▶ [Extracted data]:
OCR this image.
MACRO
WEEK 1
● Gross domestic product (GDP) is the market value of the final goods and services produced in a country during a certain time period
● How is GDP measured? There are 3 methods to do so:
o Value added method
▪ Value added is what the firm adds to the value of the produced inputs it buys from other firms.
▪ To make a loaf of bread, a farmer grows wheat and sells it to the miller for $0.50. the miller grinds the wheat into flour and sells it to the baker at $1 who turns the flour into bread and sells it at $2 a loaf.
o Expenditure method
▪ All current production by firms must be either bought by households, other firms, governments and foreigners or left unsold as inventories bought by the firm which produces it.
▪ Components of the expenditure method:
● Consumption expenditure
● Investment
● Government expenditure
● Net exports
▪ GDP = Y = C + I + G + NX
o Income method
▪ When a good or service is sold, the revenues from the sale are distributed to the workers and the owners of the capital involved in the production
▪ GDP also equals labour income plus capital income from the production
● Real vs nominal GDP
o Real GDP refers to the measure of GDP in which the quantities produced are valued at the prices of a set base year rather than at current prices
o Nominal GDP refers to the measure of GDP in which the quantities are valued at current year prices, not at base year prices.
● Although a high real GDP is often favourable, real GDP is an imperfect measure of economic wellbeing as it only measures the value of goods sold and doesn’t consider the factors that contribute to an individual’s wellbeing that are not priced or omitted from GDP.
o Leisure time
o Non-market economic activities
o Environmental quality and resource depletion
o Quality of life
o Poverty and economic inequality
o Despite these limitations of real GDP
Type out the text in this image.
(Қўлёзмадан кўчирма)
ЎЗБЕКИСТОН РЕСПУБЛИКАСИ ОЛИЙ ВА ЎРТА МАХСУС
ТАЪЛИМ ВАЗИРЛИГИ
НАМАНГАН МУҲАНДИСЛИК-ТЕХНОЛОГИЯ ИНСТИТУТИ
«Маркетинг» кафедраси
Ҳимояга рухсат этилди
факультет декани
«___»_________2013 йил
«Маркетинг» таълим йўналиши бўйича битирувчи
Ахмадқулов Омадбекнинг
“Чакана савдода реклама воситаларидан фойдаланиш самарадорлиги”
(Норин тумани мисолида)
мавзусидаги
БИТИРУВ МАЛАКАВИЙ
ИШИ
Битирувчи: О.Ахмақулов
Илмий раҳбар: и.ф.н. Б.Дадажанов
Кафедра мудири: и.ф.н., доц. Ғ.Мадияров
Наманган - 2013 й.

▶ [Given request]: Return the full listing, character for character.

▶ [Result]:
OCR this image.
MACRO
WEEK 1
● Gross domestic product (GDP) is the market value of the final goods and services produced in a country during a certain time period
● How is GDP measured? There are 3 methods to do so:
o Value added method
▪ Value added is what the firm adds to the value of the produced inputs it buys from other firms.
▪ To make a loaf of bread, a farmer grows wheat and sells it to the miller for $0.50. the miller grinds the wheat into flour and sells it to the baker at $1 who turns the flour into bread and sells it at $2 a loaf.
o Expenditure method
▪ All current production by firms must be either bought by households, other firms, governments and foreigners or left unsold as inventories bought by the firm which produces it.
▪ Components of the expenditure method:
● Consumption expenditure
● Investment
● Government expenditure
● Net exports
▪ GDP = Y = C + I + G + NX
o Income method
▪ When a good or service is sold, the revenues from the sale are distributed to the workers and the owners of the capital involved in the production
▪ GDP also equals labour income plus capital income from the production
● Real vs nominal GDP
o Real GDP refers to the measure of GDP in which the quantities produced are valued at the prices of a set base year rather than at current prices
o Nominal GDP refers to the measure of GDP in which the quantities are valued at current year prices, not at base year prices.
● Although a high real GDP is often favourable, real GDP is an imperfect measure of economic wellbeing as it only measures the value of goods sold and doesn’t consider the factors that contribute to an individual’s wellbeing that are not priced or omitted from GDP.
o Leisure time
o Non-market economic activities
o Environmental quality and resource depletion
o Quality of life
o Poverty and economic inequality
o Despite these limitations of real GDP
Type out the text in this image.
(Қўлёзмадан кўчирма)
ЎЗБЕКИСТОН РЕСПУБЛИКАСИ ОЛИЙ ВА ЎРТА МАХСУС
ТАЪЛИМ ВАЗИРЛИГИ
НАМАНГАН МУҲАНДИСЛИК-ТЕХНОЛОГИЯ ИНСТИТУТИ
«Маркетинг» кафедраси
Ҳимояга рухсат этилди
факультет декани
«___»_________2013 йил
«Маркетинг» таълим йўналиши бўйича битирувчи
Ахмадқулов Омадбекнинг
“Чакана савдода реклама воситаларидан фойдаланиш самарадорлиги”
(Норин тумани мисолида)
мавзусидаги
БИТИРУВ МАЛАКАВИЙ
ИШИ
Битирувчи: О.Ахмақулов
Илмий раҳбар: и.ф.н. Б.Дадажанов
Кафедра мудири: и.ф.н., доц. Ғ.Мадияров
Наманган - 2013 й.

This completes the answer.